Annotated element listings:
■ ■ ■ ■ ■ ■ ■

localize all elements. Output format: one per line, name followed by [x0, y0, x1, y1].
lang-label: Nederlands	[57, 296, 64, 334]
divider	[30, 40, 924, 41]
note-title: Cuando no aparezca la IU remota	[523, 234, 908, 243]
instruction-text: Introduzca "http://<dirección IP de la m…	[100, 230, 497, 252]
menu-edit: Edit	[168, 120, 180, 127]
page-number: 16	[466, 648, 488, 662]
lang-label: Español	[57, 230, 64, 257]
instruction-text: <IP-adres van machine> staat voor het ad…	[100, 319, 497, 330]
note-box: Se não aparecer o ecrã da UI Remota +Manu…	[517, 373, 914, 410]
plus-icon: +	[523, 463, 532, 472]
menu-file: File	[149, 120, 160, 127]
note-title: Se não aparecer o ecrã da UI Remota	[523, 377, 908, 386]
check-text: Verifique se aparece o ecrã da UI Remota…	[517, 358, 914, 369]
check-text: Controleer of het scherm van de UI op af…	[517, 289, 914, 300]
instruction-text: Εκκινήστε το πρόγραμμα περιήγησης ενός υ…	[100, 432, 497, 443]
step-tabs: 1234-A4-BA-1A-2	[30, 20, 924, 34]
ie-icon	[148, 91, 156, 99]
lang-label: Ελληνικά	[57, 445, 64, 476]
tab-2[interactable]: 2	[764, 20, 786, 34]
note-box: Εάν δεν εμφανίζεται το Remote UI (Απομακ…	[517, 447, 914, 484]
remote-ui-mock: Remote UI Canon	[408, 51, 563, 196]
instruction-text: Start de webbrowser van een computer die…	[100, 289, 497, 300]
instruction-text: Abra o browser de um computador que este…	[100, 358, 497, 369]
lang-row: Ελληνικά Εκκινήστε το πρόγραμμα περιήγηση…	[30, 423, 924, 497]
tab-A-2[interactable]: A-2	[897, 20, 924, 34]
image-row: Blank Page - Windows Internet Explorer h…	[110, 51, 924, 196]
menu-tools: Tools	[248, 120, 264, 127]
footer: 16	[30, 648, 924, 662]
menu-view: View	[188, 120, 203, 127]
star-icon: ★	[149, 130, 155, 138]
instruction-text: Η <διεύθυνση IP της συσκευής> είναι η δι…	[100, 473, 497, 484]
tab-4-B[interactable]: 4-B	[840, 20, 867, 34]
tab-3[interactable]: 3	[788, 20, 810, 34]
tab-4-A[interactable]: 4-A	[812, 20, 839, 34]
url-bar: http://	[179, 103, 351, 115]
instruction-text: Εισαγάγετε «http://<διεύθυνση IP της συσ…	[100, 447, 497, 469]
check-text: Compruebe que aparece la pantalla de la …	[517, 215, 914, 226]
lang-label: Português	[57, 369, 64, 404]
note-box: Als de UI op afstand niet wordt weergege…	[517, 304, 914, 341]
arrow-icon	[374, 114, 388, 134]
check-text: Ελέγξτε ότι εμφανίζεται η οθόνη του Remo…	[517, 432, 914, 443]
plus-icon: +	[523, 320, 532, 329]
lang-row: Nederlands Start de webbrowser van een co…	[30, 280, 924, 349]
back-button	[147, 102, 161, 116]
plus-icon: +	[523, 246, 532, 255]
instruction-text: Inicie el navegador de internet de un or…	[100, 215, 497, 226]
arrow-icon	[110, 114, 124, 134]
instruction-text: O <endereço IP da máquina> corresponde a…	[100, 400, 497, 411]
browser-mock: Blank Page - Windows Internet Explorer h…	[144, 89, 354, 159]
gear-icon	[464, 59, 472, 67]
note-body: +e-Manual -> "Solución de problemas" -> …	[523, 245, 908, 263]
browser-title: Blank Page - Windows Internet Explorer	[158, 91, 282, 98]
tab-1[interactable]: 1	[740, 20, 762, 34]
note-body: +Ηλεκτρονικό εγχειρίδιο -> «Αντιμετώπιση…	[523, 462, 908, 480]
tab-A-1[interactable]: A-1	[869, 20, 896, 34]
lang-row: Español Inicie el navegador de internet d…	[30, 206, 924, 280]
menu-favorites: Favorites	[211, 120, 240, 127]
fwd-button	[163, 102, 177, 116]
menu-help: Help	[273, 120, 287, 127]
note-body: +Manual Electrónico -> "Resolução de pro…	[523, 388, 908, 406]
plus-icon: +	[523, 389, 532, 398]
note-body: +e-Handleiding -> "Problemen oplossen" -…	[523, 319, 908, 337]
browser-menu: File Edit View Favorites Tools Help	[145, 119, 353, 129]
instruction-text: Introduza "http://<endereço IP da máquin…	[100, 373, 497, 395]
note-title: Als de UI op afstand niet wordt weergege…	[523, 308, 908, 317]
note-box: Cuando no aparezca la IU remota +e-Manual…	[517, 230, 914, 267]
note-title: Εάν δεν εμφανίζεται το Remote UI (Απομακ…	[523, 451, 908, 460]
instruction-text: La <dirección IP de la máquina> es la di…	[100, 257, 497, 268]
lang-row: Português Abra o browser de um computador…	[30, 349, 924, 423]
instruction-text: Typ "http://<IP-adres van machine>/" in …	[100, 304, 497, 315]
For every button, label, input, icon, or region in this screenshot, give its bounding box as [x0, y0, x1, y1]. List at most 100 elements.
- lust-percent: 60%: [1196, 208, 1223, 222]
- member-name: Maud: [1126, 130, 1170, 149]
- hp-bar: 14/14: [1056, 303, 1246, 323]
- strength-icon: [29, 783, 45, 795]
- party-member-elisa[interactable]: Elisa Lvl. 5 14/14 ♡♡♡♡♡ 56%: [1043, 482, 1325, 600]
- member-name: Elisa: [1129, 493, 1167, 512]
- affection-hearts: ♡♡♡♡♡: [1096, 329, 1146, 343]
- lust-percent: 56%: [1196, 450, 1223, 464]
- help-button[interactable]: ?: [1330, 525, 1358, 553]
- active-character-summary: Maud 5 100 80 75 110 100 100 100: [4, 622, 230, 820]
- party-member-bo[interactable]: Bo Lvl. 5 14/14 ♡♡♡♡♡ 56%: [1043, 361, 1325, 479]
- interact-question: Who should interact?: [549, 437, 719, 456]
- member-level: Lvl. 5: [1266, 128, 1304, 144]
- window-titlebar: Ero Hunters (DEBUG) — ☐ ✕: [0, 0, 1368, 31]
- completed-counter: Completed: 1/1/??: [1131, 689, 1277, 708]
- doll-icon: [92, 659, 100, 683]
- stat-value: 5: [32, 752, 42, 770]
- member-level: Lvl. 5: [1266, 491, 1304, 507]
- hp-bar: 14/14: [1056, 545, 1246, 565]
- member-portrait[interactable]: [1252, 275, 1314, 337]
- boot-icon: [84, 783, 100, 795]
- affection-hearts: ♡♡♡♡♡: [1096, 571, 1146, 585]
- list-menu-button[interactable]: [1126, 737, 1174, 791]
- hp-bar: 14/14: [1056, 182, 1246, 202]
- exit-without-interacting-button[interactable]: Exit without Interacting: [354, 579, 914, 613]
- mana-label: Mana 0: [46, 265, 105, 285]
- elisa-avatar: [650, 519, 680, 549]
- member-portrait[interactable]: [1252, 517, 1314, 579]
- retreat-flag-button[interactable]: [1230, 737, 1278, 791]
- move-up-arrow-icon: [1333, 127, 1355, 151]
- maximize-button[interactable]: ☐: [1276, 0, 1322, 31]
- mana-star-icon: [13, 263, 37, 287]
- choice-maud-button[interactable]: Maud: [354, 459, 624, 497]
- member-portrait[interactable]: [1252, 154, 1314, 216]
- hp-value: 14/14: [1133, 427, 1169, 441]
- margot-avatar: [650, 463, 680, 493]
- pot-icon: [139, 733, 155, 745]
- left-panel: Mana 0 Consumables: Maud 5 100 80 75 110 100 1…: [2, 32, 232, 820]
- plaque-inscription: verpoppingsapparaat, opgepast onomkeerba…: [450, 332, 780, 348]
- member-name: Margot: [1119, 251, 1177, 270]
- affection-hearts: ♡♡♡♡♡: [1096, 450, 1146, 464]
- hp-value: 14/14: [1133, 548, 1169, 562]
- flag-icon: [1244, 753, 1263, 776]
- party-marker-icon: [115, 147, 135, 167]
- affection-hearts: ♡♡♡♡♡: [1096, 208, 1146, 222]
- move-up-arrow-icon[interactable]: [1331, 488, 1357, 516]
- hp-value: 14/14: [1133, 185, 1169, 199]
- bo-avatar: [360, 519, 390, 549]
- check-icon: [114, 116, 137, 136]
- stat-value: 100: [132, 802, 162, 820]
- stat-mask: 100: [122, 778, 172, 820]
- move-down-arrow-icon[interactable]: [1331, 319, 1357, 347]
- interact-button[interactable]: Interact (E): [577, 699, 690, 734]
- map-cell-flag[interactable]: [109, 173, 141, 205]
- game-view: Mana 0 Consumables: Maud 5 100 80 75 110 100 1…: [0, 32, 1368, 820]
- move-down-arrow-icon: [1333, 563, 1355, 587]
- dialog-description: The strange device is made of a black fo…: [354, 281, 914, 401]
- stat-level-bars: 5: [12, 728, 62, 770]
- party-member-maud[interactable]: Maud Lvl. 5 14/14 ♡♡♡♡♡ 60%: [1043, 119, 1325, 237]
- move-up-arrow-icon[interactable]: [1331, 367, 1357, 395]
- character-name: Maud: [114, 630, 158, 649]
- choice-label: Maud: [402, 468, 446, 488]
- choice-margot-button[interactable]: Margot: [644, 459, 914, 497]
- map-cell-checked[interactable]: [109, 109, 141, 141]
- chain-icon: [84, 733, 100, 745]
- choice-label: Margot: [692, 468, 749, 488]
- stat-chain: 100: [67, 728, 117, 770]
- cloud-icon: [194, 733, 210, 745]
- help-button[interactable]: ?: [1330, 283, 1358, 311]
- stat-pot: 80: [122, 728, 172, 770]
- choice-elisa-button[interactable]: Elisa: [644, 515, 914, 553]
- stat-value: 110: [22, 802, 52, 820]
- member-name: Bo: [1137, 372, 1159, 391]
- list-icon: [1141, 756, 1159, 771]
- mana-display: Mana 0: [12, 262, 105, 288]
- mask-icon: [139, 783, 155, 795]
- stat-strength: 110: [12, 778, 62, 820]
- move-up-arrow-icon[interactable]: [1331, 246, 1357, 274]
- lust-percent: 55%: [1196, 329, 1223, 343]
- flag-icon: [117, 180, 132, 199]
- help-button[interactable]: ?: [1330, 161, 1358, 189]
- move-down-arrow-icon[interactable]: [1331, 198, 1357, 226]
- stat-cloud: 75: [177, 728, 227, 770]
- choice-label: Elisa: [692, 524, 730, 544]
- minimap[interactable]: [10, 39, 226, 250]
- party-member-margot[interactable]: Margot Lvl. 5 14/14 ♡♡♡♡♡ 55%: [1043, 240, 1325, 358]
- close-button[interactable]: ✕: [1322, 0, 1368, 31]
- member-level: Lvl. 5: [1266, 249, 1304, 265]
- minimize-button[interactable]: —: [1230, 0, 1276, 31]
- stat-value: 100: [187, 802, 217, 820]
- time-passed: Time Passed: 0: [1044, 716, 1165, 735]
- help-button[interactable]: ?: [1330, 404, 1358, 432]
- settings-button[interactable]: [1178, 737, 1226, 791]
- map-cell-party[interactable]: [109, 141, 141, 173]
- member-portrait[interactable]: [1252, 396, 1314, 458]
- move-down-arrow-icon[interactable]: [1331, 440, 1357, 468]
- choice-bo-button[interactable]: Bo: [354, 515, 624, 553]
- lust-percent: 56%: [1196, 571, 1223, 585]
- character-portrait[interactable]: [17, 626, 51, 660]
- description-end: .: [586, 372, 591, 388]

■ ■ ■ ■ ■ ■ ■

PROBLEM REQUIREMENTS:
Rewrite everything from the start of the entries down to the line containing "check-text: Verifique se", swapping "note-title" for "note-heading" and changing nothing else. Return only those lines.

PROBLEM SOLUTION:
localize all elements. Output format: one per line, name followed by [x0, y0, x1, y1].
lang-label: Nederlands	[57, 296, 64, 334]
divider	[30, 40, 924, 41]
note-heading: Cuando no aparezca la IU remota	[523, 234, 908, 243]
instruction-text: Introduzca "http://<dirección IP de la m…	[100, 230, 497, 252]
menu-edit: Edit	[168, 120, 180, 127]
page-number: 16	[466, 648, 488, 662]
lang-label: Español	[57, 230, 64, 257]
instruction-text: <IP-adres van machine> staat voor het ad…	[100, 319, 497, 330]
note-box: Se não aparecer o ecrã da UI Remota +Manu…	[517, 373, 914, 410]
plus-icon: +	[523, 463, 532, 472]
menu-file: File	[149, 120, 160, 127]
note-heading: Se não aparecer o ecrã da UI Remota	[523, 377, 908, 386]
check-text: Verifique se aparece o ecrã da UI Remota…	[517, 358, 914, 369]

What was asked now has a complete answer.